▸ SOURCE EXCERPT
# # #
You can be anything your heart desires, if you want it badly enough. That was what my father always told me when I was growing up. He’s been dead for many years now yet I still recall so many of his words of wisdom—well, maybe not all of them were words of wisdom. Like the: Eat your spinach. It’ll grow hair on your chest.
NOW you know where I get some of my wry humor!
At one of the writing conferences I attended, a NY Times bestselling author said that we should reach for the stars. Dream big. Don’t just shoot for something little. But have a lofty goal. Something that seems unattainable. Like—“I’m going to be a NY Times bestseller.” That was her goal. And then she made it.
I’m thinking: that’s easy for her to say. A big publisher picked her up and so sure, she made it.
But there’s some truth in what she said. Ever enter a contest just for the judges’ critique? Or do you hope to final? To win? To catch an editor or agent’s interest?
Do you write a novel, several, just because you have to quiet the demons running rampant in your head and once you tell their story, you can have a break? Or do you want to share your stories with readers and hope they fall in love with your characters, their worlds, their plights as much as you do?
Unfortunately, to get anywhere in this business, you have to work hard at it. Writing the story is the key. Revising it over and over again until it shines is one of the most important things you can do. But once you’ve submitted, and gotten the rejections, dozens maybe, what do you do?
You can be anything your heart desires, if you want it badly enough.
Always remember that.
What I do is start from scratch. I’m an eclectic reader and writer. So if one genre wasn’t working, I’d try something else. My critique partners LOVED my vampire romances. They said I’d found my niche. I had loved Dracula ever since I was 13 and my mother had taken me to see him at a college play. My mother was really ahead of her times. She loved Star Trek and vampires, and how cool is that?
# # #
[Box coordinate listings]

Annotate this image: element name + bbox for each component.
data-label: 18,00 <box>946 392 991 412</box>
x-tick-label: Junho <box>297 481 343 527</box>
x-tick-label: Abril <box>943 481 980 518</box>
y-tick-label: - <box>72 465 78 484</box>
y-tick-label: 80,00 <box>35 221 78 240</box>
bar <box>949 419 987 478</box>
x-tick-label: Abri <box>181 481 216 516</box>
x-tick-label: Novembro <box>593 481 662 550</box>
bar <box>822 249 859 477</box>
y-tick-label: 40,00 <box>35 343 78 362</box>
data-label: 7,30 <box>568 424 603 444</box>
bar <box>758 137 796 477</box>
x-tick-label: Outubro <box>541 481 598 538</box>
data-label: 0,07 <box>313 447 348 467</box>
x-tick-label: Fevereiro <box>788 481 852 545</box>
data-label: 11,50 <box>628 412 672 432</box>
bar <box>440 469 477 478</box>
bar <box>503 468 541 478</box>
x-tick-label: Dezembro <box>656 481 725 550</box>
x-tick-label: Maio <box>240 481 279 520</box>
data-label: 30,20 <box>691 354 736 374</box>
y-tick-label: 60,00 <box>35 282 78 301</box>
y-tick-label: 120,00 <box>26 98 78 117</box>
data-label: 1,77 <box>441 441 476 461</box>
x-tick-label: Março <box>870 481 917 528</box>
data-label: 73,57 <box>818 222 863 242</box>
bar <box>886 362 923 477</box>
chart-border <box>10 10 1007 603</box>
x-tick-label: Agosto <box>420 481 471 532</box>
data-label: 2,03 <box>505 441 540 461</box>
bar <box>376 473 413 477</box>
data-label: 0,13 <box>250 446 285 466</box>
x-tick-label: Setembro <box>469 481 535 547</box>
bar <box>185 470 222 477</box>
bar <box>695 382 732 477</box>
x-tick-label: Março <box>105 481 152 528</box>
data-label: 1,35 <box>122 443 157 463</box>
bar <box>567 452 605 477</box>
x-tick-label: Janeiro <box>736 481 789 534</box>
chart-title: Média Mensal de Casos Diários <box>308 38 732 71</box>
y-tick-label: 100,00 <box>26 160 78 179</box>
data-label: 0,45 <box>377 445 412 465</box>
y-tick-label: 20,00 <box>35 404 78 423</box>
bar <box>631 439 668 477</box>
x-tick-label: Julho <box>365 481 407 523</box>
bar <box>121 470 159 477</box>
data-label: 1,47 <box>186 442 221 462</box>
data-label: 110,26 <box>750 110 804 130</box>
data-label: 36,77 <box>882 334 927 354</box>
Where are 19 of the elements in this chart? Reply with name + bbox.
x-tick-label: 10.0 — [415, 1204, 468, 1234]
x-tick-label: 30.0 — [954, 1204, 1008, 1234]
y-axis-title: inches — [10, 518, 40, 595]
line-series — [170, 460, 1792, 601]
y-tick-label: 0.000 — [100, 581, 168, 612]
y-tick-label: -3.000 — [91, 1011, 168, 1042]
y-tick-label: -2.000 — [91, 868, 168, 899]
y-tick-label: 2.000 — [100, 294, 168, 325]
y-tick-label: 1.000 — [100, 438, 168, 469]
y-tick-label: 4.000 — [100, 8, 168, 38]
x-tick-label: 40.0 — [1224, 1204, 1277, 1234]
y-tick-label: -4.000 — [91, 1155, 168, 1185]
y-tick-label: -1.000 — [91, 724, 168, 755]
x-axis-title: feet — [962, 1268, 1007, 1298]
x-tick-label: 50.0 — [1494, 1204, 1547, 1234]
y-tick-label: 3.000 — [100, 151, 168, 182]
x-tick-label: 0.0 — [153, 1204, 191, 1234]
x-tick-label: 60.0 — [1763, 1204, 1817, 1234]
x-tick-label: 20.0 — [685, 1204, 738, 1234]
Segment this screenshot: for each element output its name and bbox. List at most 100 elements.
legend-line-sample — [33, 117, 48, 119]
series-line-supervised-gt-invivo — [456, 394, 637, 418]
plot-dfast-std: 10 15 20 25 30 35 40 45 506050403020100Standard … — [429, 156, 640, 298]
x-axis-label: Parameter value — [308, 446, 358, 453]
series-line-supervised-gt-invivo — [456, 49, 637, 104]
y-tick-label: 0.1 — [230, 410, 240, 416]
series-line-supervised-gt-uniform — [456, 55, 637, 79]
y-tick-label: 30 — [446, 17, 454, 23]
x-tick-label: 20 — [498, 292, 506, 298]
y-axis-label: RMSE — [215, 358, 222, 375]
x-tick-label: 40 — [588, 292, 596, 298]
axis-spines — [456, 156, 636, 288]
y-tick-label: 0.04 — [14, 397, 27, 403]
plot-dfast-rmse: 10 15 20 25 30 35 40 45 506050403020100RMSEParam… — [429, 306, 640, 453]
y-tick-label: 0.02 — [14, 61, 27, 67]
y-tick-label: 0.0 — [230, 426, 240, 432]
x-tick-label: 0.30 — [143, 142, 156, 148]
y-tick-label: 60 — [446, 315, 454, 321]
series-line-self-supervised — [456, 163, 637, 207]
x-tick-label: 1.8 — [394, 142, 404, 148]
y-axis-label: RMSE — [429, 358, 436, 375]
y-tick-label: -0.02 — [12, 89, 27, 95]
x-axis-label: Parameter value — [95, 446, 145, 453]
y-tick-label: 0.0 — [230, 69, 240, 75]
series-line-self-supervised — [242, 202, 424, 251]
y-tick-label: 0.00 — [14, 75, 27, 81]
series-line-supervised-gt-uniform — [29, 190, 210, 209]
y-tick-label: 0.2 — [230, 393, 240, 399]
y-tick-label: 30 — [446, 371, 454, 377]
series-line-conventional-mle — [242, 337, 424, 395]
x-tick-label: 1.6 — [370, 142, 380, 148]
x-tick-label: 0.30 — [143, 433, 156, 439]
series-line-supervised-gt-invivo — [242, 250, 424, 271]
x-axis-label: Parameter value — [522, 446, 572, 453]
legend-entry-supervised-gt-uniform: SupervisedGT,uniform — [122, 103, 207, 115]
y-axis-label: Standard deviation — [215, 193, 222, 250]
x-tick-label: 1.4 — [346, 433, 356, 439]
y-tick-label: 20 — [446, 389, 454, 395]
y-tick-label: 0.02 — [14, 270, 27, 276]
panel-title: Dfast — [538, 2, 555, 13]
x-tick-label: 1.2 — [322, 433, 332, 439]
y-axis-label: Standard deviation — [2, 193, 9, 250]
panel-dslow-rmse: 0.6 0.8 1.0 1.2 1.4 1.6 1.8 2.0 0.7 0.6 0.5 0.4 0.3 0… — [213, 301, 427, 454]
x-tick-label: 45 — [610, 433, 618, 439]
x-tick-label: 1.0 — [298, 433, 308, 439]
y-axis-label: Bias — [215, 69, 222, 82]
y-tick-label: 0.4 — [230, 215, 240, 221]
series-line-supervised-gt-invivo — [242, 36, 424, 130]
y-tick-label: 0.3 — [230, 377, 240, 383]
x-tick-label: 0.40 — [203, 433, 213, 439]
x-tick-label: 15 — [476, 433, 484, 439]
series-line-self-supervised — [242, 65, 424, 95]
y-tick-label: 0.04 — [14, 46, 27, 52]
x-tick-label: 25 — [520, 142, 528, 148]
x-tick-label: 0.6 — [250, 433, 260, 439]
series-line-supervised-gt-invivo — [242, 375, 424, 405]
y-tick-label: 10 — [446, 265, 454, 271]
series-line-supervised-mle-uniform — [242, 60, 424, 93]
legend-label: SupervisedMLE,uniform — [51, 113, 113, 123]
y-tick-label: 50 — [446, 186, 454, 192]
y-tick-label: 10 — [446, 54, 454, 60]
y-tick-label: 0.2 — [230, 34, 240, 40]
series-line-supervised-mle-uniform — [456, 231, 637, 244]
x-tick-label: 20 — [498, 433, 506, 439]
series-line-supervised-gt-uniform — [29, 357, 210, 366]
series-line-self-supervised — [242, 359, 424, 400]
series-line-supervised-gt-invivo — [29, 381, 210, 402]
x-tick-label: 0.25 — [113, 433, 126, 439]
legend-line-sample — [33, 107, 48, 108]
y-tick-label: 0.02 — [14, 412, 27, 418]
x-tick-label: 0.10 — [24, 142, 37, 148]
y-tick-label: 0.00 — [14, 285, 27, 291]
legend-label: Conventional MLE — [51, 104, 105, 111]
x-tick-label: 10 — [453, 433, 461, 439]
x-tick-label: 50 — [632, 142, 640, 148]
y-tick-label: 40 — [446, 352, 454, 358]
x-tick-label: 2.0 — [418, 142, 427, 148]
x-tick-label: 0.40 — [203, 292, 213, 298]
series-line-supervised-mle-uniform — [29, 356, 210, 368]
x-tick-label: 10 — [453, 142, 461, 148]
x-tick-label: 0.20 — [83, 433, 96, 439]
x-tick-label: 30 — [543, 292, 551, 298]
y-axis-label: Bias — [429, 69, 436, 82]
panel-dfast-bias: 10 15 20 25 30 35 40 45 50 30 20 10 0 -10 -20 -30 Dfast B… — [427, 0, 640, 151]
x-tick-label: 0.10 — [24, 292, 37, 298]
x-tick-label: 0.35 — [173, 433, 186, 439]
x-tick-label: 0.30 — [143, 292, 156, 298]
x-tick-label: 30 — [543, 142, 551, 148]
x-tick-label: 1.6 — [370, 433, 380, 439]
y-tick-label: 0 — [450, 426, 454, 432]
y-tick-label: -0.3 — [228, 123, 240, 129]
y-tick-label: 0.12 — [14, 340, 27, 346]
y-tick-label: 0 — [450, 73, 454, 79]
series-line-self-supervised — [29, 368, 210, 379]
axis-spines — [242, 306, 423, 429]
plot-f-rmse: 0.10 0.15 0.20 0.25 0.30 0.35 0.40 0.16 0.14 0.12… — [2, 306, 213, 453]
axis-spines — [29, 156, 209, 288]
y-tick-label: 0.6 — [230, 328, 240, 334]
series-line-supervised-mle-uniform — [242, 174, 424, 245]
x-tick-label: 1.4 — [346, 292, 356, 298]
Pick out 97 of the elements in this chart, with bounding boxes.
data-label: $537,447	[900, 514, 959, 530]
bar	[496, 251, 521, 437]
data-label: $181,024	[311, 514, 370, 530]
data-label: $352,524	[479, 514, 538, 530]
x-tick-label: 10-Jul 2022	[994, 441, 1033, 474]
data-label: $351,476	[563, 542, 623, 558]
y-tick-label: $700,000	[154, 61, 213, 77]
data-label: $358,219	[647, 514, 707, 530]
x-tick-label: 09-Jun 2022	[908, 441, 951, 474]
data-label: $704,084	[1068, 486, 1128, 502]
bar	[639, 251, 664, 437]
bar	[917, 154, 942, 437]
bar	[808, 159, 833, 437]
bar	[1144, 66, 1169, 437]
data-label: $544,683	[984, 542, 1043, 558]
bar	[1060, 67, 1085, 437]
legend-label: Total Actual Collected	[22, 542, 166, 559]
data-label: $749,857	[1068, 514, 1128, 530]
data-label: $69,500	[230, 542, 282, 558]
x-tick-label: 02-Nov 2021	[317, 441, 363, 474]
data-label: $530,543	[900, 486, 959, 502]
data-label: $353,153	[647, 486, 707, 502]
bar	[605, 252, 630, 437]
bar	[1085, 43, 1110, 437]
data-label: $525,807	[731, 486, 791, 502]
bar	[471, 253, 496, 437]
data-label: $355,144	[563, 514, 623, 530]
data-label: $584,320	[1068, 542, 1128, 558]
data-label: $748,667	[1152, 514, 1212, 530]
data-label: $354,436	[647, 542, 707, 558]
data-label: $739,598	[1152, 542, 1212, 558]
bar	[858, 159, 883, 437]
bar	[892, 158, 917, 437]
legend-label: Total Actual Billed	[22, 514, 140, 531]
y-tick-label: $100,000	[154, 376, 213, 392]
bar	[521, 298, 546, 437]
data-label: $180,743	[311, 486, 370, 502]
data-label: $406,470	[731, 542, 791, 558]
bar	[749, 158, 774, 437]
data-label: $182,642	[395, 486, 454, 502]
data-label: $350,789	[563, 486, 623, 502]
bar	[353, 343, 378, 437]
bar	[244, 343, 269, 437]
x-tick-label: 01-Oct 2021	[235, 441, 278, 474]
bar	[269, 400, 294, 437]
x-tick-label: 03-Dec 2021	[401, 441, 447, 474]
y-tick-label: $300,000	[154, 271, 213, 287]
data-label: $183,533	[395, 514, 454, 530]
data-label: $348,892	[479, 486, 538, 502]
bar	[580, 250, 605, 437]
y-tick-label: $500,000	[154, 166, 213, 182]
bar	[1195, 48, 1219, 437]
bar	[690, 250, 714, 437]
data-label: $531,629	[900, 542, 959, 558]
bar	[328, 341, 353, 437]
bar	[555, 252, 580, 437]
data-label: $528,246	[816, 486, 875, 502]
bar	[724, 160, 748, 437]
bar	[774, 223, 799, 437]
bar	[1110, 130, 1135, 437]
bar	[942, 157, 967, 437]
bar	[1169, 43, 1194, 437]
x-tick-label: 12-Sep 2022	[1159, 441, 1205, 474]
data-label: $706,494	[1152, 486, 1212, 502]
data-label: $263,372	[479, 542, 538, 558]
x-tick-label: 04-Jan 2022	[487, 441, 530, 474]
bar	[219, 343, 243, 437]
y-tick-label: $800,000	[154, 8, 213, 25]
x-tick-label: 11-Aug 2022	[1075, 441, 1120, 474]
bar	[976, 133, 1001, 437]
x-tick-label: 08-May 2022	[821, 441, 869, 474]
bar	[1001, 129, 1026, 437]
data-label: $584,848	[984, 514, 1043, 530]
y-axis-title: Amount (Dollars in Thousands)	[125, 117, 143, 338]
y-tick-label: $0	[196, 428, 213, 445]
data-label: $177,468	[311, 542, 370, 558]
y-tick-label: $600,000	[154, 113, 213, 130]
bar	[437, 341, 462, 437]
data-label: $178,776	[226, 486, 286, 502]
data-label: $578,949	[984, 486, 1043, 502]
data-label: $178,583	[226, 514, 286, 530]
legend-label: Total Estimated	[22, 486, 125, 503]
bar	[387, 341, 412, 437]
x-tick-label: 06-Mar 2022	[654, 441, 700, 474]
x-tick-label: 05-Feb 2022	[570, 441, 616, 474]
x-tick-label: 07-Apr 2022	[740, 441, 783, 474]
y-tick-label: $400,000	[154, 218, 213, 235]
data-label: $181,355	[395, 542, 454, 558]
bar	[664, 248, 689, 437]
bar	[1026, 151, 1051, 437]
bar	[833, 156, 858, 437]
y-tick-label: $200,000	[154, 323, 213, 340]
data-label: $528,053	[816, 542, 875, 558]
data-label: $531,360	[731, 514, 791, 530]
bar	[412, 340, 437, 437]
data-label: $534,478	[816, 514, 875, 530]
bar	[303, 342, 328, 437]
# # #
▸ PROBLEMS
[A] Using the essay about writing ambition, decide whether each statement agrees with it. For each, answer yes or no and quote the words that settle it. (i) The narrator's father is still living. (ii) The bestselling author at the conference had the goal of becoming a NY Times bestseller. (iii) The narrator's critique partners disliked the vampire romances.
[B] List every reason for entering a contest that the essay about writing ambition names.
[C] Resume the essay about writing ambition, starting after its last sentence.

▸ TASK ANSWERS
[A]
(i) No: "He’s been dead for many years now"
(ii) Yes: "Like—“I’m going to be a NY Times bestseller.” That was her goal."
(iii) No: "My critique partners LOVED my vampire romances."

[B]
- for the judges’ critique
- to final
- to win
- to catch an editor or agent’s interest

[C]
But I hated that the vampire had to die, that he was unloved. So I created my own version. But what happened about the time I was shopping my vampire stories? No, not Twilight. That came much later. Everyone was writing them. Everyone. If the author was a NY Times bestselling romantic suspense author, she was now writing vampires. If she was a NY Times bestselling historical romance writer, she was writing vampires. If she was a NY Times bestselling romantic comedy writer, she was now writing about vampires.
Yep. No chance there. Most of the houses already had their own vampire authors…the authors probably didn’t love vampires from an early age like I had, but they were published, already had a huge following, and that’s all that mattered.
Moving along—what else could I write that would be as sexy as my vampires, with the same light darkness/dark lightness—I love romantic suspense, but I can’t write without humor—so my writing is something in between.
I had grown up also on werewolves. And they had the same problem as vampires. They were unloved. Yet the poor man couldn’t help what he was. I always wanted the underdog to have a happily ever after, even if it was supposed to be a horror story.
At the same time, I had also loved Jack London’s tales, Call of the Wild and White Fang and so I decided to write a werewolf story where the shapeshifters are like real wolves, not beastly characters, and in their human form they still have the wolfish senses.
I never ever ever thought that one story, that had been requested by several agents and publishers and consequently turned down by every agent and publisher until Sourcebook’s editor, Deb Werksman, gave it a read might want it. Here’s what happened.
She called me and I thought she was a telemarketer, and I even asked if she was selling something.
She was not a telemarketer and we had to sort of start over again with introductions.
She had only read through half of the book and loved it, but wanted to know if I’d sold it yet. Nope. She would read the rest and get back with me if she liked where I went with the story.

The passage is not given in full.